* Begin PROVIDED ENTRIES *

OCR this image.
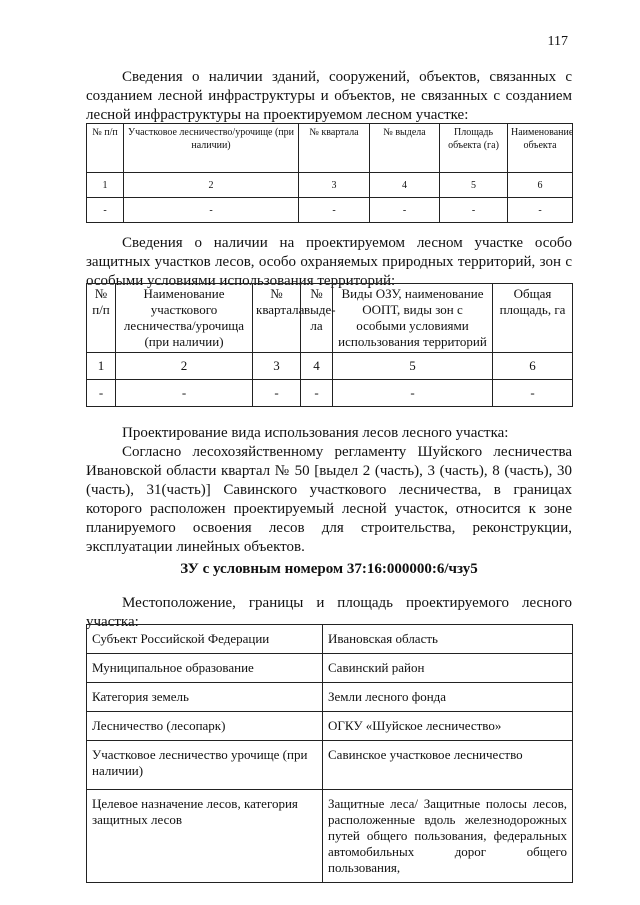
117

Сведения о наличии зданий, сооружений, объектов, связанных с созданием лесной инфраструктуры и объектов, не связанных с созданием лесной инфраструктуры на проектируемом лесном участке:

№ п/п	Участковое лесничество/урочище (при наличии)	№ квартала	№ выдела	Площадь объекта (га)	Наименование объекта
1	2	3	4	5	6
-	-	-	-	-	-

Сведения о наличии на проектируемом лесном участке особо защитных участков лесов, особо охраняемых природных территорий, зон с особыми условиями использования территорий:

№ п/п	Наименование участкового лесничества/урочища (при наличии)	№ квартала	№ выде-ла	Виды ОЗУ, наименование ООПТ, виды зон с особыми условиями использования территорий	Общая площадь, га
1	2	3	4	5	6
-	-	-	-	-	-

Проектирование вида использования лесов лесного участка:

Согласно лесохозяйственному регламенту Шуйского лесничества Ивановской области квартал № 50 [выдел 2 (часть), 3 (часть), 8 (часть), 30 (часть), 31(часть)] Савинского участкового лесничества, в границах которого расположен проектируемый лесной участок, относится к зоне планируемого освоения лесов для строительства, реконструкции, эксплуатации линейных объектов.

ЗУ с условным номером 37:16:000000:6/чзу5

Местоположение, границы и площадь проектируемого лесного участка:

Субъект Российской Федерации	Ивановская область
Муниципальное образование	Савинский район
Категория земель	Земли лесного фонда
Лесничество (лесопарк)	ОГКУ «Шуйское лесничество»
Участковое лесничество урочище (при наличии)	Савинское участковое лесничество
Целевое назначение лесов, категория защитных лесов	Защитные леса/ Защитные полосы лесов, расположенные вдоль железнодорожных путей общего пользования, федеральных автомобильных дорог общего пользования,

* End PROVIDED ENTRIES *

■ AIM OF THE EXERCISE ■
All entries must be written out again exactly as given, with no pictures in the copy.

■ WRITTEN ANSWER ■
OCR this image.
117

Сведения о наличии зданий, сооружений, объектов, связанных с созданием лесной инфраструктуры и объектов, не связанных с созданием лесной инфраструктуры на проектируемом лесном участке:

№ п/п	Участковое лесничество/урочище (при наличии)	№ квартала	№ выдела	Площадь объекта (га)	Наименование объекта
1	2	3	4	5	6
-	-	-	-	-	-

Сведения о наличии на проектируемом лесном участке особо защитных участков лесов, особо охраняемых природных территорий, зон с особыми условиями использования территорий:

№ п/п	Наименование участкового лесничества/урочища (при наличии)	№ квартала	№ выде-ла	Виды ОЗУ, наименование ООПТ, виды зон с особыми условиями использования территорий	Общая площадь, га
1	2	3	4	5	6
-	-	-	-	-	-

Проектирование вида использования лесов лесного участка:

Согласно лесохозяйственному регламенту Шуйского лесничества Ивановской области квартал № 50 [выдел 2 (часть), 3 (часть), 8 (часть), 30 (часть), 31(часть)] Савинского участкового лесничества, в границах которого расположен проектируемый лесной участок, относится к зоне планируемого освоения лесов для строительства, реконструкции, эксплуатации линейных объектов.

ЗУ с условным номером 37:16:000000:6/чзу5

Местоположение, границы и площадь проектируемого лесного участка:

Субъект Российской Федерации	Ивановская область
Муниципальное образование	Савинский район
Категория земель	Земли лесного фонда
Лесничество (лесопарк)	ОГКУ «Шуйское лесничество»
Участковое лесничество урочище (при наличии)	Савинское участковое лесничество
Целевое назначение лесов, категория защитных лесов	Защитные леса/ Защитные полосы лесов, расположенные вдоль железнодорожных путей общего пользования, федеральных автомобильных дорог общего пользования,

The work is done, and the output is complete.